• [WRITTEN PROBLEM]
Records follow. Select each line holding "content".

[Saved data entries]
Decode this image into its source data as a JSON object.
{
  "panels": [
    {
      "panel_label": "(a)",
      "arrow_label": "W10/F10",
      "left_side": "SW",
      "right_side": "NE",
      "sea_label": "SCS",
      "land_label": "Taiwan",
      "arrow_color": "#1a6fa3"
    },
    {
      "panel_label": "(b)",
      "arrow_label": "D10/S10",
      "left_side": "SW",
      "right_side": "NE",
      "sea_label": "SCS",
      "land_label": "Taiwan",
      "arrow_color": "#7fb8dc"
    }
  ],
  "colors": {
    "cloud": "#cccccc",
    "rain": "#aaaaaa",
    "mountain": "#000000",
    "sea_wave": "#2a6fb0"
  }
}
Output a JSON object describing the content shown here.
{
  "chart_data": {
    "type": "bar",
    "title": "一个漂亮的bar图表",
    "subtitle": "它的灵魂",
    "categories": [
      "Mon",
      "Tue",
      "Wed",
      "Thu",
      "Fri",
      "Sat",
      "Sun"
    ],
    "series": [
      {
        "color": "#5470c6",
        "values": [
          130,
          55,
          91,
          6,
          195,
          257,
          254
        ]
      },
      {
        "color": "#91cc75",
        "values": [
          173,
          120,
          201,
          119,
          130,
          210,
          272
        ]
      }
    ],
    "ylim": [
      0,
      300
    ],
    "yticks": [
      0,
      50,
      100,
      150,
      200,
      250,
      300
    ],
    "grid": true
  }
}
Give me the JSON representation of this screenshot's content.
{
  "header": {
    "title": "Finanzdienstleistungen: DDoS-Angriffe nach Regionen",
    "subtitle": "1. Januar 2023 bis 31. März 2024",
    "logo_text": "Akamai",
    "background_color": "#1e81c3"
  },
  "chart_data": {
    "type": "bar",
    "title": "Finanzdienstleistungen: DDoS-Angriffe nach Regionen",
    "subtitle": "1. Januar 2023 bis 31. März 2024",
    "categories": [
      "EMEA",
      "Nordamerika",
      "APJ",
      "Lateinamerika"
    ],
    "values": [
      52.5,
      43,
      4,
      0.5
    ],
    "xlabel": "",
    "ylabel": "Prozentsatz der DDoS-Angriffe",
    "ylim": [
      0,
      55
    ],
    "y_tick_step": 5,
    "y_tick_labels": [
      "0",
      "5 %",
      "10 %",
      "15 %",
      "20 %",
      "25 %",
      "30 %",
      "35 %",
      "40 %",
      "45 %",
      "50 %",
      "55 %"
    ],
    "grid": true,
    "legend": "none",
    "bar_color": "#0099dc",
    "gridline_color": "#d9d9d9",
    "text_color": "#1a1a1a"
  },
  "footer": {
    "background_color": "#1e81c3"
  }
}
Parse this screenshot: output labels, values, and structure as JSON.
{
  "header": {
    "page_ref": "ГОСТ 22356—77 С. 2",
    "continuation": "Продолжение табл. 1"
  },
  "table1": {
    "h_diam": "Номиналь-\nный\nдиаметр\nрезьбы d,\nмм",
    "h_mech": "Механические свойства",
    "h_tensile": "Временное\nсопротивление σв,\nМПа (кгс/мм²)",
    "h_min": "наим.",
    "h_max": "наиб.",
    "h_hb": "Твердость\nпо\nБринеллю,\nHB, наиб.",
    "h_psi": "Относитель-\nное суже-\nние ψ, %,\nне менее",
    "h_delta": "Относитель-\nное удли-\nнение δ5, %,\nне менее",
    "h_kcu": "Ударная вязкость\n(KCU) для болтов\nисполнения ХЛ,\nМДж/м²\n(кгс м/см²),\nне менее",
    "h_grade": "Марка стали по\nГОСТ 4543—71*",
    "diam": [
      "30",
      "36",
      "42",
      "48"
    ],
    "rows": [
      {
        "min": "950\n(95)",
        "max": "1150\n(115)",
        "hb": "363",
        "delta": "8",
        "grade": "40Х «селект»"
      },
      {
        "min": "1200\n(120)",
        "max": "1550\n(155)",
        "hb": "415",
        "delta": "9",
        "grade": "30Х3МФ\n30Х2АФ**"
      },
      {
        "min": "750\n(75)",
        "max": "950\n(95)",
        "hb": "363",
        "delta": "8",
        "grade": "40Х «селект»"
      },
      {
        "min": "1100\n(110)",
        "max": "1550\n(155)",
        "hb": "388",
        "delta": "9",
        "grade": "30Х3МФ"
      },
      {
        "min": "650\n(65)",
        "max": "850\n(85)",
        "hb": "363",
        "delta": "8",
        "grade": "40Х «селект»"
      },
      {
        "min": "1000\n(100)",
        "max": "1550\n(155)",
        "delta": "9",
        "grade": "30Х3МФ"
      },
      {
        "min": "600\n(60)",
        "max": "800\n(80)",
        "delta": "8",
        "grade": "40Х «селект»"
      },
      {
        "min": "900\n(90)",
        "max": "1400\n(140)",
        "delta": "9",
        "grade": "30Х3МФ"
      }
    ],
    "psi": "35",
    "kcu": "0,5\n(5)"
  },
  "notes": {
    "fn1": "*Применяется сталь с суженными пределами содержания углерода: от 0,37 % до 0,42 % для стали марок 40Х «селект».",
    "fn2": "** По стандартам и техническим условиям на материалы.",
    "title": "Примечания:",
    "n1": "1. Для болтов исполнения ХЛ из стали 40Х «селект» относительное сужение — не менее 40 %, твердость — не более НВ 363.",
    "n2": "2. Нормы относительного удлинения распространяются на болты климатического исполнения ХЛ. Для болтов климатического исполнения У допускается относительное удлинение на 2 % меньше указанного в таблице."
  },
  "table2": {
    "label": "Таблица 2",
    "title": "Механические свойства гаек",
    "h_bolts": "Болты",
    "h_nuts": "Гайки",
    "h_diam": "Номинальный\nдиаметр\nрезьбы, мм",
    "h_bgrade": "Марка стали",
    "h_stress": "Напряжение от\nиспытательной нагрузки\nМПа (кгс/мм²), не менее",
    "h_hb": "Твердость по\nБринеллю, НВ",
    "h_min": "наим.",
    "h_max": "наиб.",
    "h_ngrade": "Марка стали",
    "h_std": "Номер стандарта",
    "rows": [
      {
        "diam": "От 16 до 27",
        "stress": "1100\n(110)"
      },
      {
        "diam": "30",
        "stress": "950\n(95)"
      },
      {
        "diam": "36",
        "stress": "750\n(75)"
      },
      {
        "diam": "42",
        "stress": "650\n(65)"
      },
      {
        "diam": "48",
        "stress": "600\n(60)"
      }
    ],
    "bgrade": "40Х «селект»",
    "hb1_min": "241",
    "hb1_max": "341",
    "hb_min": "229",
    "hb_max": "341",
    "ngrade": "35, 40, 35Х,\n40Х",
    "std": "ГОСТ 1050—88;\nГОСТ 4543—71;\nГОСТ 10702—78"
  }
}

• [ANSWER]
Output a JSON object describing the content shown here.
Give me the JSON representation of this screenshot's content.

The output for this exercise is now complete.